[start]

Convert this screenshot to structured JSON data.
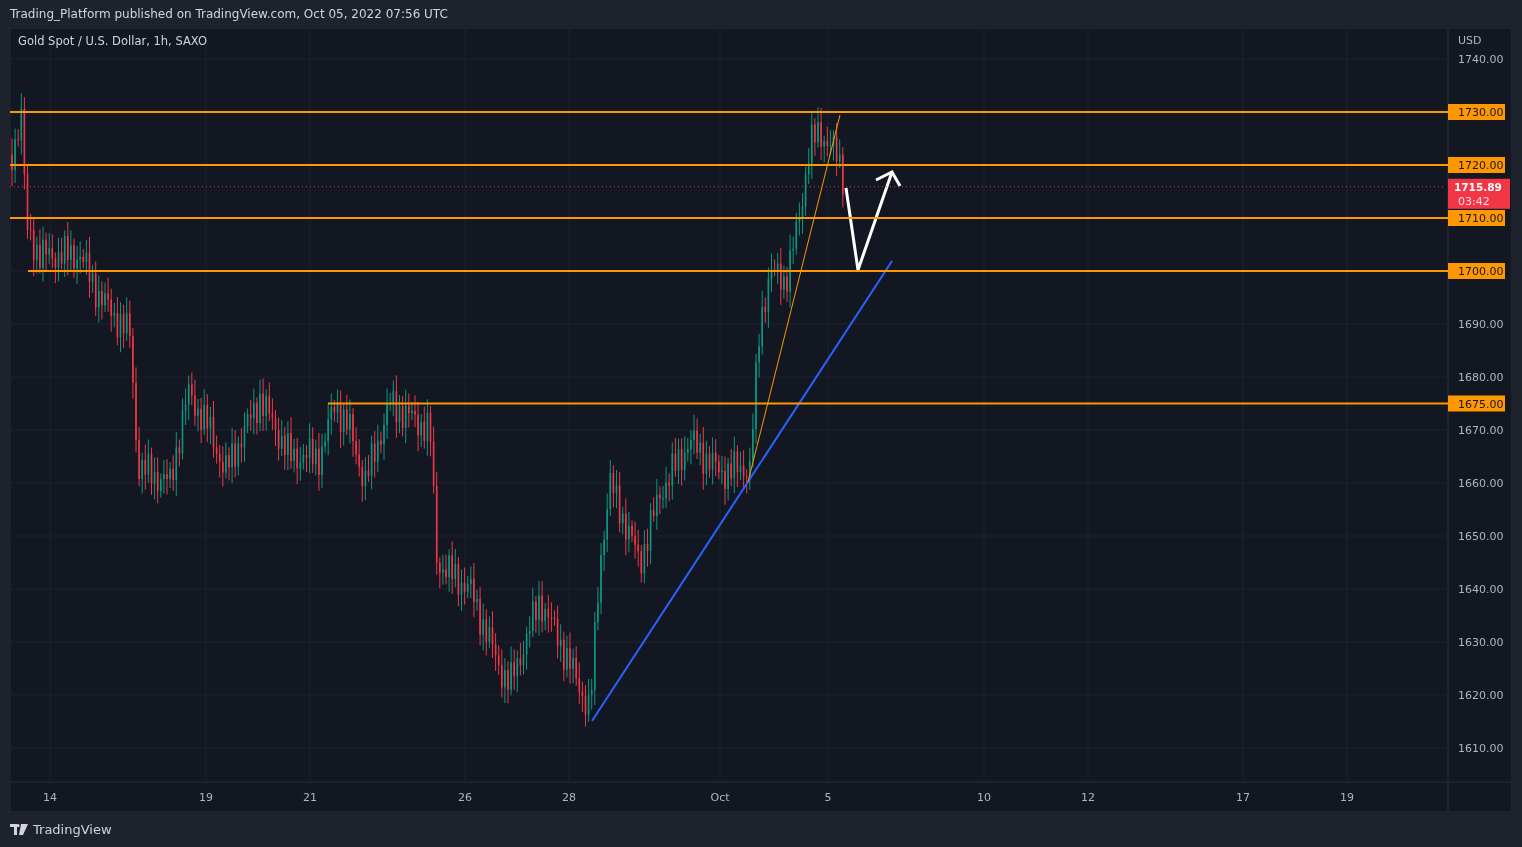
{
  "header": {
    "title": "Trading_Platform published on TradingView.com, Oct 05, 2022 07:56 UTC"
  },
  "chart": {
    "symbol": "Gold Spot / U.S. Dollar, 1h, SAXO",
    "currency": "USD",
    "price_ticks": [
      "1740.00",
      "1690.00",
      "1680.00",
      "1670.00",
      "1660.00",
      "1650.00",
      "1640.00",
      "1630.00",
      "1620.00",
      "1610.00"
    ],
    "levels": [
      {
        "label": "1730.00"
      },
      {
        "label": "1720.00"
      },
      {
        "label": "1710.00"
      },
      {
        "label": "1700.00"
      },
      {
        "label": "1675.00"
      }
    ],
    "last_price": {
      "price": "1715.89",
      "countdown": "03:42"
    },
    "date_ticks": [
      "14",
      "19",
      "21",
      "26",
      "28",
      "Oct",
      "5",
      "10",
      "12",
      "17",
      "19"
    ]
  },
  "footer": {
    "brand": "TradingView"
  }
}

[end]

Task goal
Make an exact copy of the records shown above, without the pictures.

Exercise response
Convert this screenshot to structured JSON data.
{
  "header": {
    "title": "Trading_Platform published on TradingView.com, Oct 05, 2022 07:56 UTC"
  },
  "chart": {
    "symbol": "Gold Spot / U.S. Dollar, 1h, SAXO",
    "currency": "USD",
    "price_ticks": [
      "1740.00",
      "1690.00",
      "1680.00",
      "1670.00",
      "1660.00",
      "1650.00",
      "1640.00",
      "1630.00",
      "1620.00",
      "1610.00"
    ],
    "levels": [
      {
        "label": "1730.00"
      },
      {
        "label": "1720.00"
      },
      {
        "label": "1710.00"
      },
      {
        "label": "1700.00"
      },
      {
        "label": "1675.00"
      }
    ],
    "last_price": {
      "price": "1715.89",
      "countdown": "03:42"
    },
    "date_ticks": [
      "14",
      "19",
      "21",
      "26",
      "28",
      "Oct",
      "5",
      "10",
      "12",
      "17",
      "19"
    ]
  },
  "footer": {
    "brand": "TradingView"
  }
}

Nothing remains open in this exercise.